What this task involves:
Find every line in the records below that holds the word "text" and copy it.

***** Supplied data

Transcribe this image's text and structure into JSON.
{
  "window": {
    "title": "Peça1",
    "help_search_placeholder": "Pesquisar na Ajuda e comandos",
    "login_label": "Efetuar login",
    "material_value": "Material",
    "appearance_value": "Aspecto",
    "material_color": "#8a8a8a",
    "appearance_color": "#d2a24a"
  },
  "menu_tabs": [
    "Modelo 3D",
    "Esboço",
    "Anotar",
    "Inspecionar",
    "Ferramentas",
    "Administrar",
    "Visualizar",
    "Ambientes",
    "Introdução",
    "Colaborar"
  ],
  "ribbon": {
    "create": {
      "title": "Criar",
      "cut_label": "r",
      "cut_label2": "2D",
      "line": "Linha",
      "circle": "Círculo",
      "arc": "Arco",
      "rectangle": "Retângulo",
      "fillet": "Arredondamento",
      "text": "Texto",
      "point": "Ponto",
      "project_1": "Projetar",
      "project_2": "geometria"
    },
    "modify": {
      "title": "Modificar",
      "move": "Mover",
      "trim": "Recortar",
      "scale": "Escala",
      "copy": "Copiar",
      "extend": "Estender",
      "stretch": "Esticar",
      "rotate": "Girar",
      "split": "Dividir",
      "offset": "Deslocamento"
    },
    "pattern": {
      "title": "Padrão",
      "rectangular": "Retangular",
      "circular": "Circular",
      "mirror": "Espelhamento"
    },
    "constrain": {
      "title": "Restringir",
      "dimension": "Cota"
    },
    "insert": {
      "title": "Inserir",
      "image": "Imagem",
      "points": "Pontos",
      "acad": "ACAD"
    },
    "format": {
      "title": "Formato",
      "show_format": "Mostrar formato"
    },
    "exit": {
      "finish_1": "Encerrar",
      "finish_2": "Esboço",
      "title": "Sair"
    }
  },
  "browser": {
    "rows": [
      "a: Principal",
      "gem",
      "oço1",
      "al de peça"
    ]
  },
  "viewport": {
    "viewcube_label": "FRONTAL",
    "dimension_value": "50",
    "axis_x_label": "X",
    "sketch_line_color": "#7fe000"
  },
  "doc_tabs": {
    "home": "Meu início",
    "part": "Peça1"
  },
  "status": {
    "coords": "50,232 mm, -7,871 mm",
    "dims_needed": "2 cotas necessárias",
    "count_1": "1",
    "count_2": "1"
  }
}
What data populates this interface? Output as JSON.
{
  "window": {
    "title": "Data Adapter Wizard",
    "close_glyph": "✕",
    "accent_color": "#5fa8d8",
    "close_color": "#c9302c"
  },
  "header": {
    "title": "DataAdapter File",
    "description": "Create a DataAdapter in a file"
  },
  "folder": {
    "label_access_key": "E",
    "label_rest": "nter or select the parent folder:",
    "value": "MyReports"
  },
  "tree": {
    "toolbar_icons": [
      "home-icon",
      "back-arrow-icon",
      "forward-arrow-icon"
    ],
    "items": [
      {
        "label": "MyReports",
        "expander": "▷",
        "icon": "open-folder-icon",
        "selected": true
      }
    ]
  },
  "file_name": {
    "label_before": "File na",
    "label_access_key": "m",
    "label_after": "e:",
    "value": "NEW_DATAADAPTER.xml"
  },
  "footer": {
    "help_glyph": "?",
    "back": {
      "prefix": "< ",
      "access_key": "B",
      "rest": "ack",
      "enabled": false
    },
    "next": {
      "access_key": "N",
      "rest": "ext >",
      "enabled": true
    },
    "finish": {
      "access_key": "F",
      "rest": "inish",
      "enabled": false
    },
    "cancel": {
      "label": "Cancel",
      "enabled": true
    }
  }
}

**********

Correct output:
Transcribe this image's text and structure into JSON.
      "text": "Texto",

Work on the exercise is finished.